## ページの抜き書き:
>>>>>
小泉八雲の『怪談』にも「雪女」の話がある。二人の木こりが林に入って仕事をしていたが、夕方になって吹雪いてきた。川の渡しは、渡守の姿も見えず、二人はその番小屋で、一晩寒さをしのぐことにした。一人は初老の木こりで、もう一人は18歳の若者であった。小屋にあった筵をひき被って二人は寝た。初老の木こりは、そんな寒いなかでも直ぐに寝入ってしまった。若者の方は、寒さと、川のごうごうと流れる音や風が気になって寝付かれない。それでも、疲れが出てたまらず寝入った。

若者は顔のあたりさらさらと雪がかかる気がして目覚めた。締めたはずの小屋の戸が開いて、なかに女がいた。女は寝ている老人に被さるようにして息を吹きかけている。老人は息が絶えて死んだように見えた。若者が恐ろしさのあまり、声をあげると、気づいた女が若者の方へ近づき、顔を見た。するとちょっと微笑んで、若くかわいいから助けてあげる。このことは他言無用だよ。と言って女は小屋を出ていった。このことがあってからも、若者は木こりの仕事で林に通い続けた。そして若者と、この雪女が結婚して、10人の子どもを産んだ。美人で申し分のない嫁であったが、話は木こりが番小屋のでの思い出を語ることで正体を現す。

雪国には、雪女のお化けの話が語り伝えられている。現代風に変えられて、仙台への街道で車を運転していると、女が歩けなくなったから乗せて欲しいと頼んでくる。可哀そうに思って乗せていくと、いつの間にか乗せた筈の女がいなくなっている。座席には、べったりと濡れたあとがあり、乗せた女が雪女であったことに気づく。こんな体験話がまことしやかに語り伝えられている。
<<<<<
## 渡されたデータ:
>>>>>
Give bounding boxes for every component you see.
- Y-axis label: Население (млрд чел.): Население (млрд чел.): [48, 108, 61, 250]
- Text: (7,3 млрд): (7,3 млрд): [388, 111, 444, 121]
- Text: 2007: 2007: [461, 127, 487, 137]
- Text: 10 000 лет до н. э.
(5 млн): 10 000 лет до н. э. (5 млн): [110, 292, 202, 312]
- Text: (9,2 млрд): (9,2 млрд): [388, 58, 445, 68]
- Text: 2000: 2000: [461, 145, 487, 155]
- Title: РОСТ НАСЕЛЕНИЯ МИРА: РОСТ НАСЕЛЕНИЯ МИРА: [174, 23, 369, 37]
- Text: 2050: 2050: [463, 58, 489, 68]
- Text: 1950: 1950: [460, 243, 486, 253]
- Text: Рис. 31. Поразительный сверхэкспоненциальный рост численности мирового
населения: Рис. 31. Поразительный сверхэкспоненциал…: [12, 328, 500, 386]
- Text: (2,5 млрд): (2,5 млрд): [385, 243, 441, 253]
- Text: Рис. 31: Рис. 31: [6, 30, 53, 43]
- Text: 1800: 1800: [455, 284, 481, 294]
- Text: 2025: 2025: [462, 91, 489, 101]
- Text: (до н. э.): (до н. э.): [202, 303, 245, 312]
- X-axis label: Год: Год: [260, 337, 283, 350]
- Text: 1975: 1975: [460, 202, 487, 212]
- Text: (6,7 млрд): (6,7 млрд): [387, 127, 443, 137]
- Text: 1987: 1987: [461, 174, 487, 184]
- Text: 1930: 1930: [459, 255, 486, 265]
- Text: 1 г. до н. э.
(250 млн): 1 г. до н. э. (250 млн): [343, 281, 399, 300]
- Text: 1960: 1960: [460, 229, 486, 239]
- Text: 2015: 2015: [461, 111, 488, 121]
<<<<<
## やること:
雪女の文章のうち、「小泉八雲の『怪談』にも「雪女」という言葉を含むところから始まり、「疲れが出てたまらず寝入った。」で終わる部分を、一字一句そのまま書き写してください。 上のデータは使わなくてもかまいません。

## 答えの欄:
小泉八雲の『怪談』にも「雪女」の話がある。二人の木こりが林に入って仕事をしていたが、夕方になって吹雪いてきた。川の渡しは、渡守の姿も見えず、二人はその番小屋で、一晩寒さをしのぐことにした。一人は初老の木こりで、もう一人は18歳の若者であった。小屋にあった筵をひき被って二人は寝た。初老の木こりは、そんな寒いなかでも直ぐに寝入ってしまった。若者の方は、寒さと、川のごうごうと流れる音や風が気になって寝付かれない。それでも、疲れが出てたまらず寝入った。